EXCERPT PROVIDED
▶
Child poverty is a serious issue impacting Northern Ireland, with rates far higher than experienced across Great Britain. Tackling this issue would have social and economic benefits, writes Osmi Anannya, 26, a Commonwealth Correspondent from Bangladesh.

Northern Ireland faces many challenges when it comes to eradicating child poverty.

Apart from the fact that persistent poverty in Northern Ireland (21 percent before housing costs) is double that of Great Britain (9 percent), Irish society is still emerging from over 30 years of conflict colloquially termed as “The Troubles”.

The most disadvantaged children in Northern Ireland live in communities which face both social exclusion and violence, regarded by many as a legacy of the conflict.

Research has shown that every other child in Northern Ireland can expect to experience poverty at some point in their lives. These figures are truly shocking since Northern Ireland is the sixth largest economy in the world.

Many children in the region are unable to afford social activities considered standard for their age, including school trips, the cinema or pursuing hobbies – creating social exclusion for them at school. When necessities in life for such young kids start to pose as a luxury rarely afforded, the environment becomes really depressing and can impact their education attainment as well as their social development and well-being.

Cheaper leisure facilities should be provided for young children in the region.

Furthermore, a notable issue of conflict with teachers and educational establishments in the region should also be addressed. Pupils have sometimes expressed the lack of respect shown by teachers to them, often has an effect on their educational success, because children need a sense of respect coming from their teachers at school.

Owing to the legacy of “The Troubles”, violence in Northern Ireland is generally more accepted than is the norm. A ‘recourse to violence’ as a means to end violence is looked upon in most societies as unacceptable behaviour, rather than the correct response to conflict resolution. However, for Ireland particularly, violence is often perceived to be a rather standard response to opposing an unfavourable situation, sometimes even going as far as drawing attention to grievances and injustices.

Child poverty costs to the public purse are quite high – £25bn each year in costs to the Exchequer and reduced GDP. Since 2010— 2011, the average earnings of those in paid work have fallen and this is forecast to continue until 2014-2015. In the face of ongoing cuts to funding and executive spending, there are set to be even more job losses. Already single parents with one child are trying to survive on approximately £7000 annually, and for a couple with two children about £12,500 annually. About 40,000 children are living in severe poverty – children often do not have heating in their households, nor can they afford a proper cooked meal.
◀
PROVIDED DATA
▶
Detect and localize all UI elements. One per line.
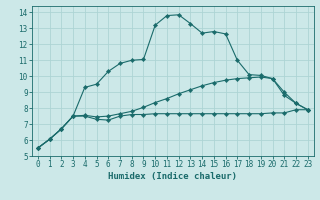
X-axis label: Humidex (Indice chaleur): Humidex (Indice chaleur) (108, 172, 237, 181)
◀
LIST OF TASKS
[1] According to the child poverty article, why do many children in Northern Ireland experience social exclusion at school? Answer in one to three sentences.
[2] Return the part of the child poverty article that opens with the words containing "The most disadvantaged" and closes with "legacy of the conflict.".
The lines placed after the child poverty article are separate material, unconnected to it.

TASK-BY-TASK ANSWERS
[1] Many children in the region cannot afford social activities considered standard for their age, such as school trips, the cinema or hobbies. Being unable to take part in these activities creates social exclusion for them at school.

[2]
The most disadvantaged children in Northern Ireland live in communities which face both social exclusion and violence, regarded by many as a legacy of the conflict.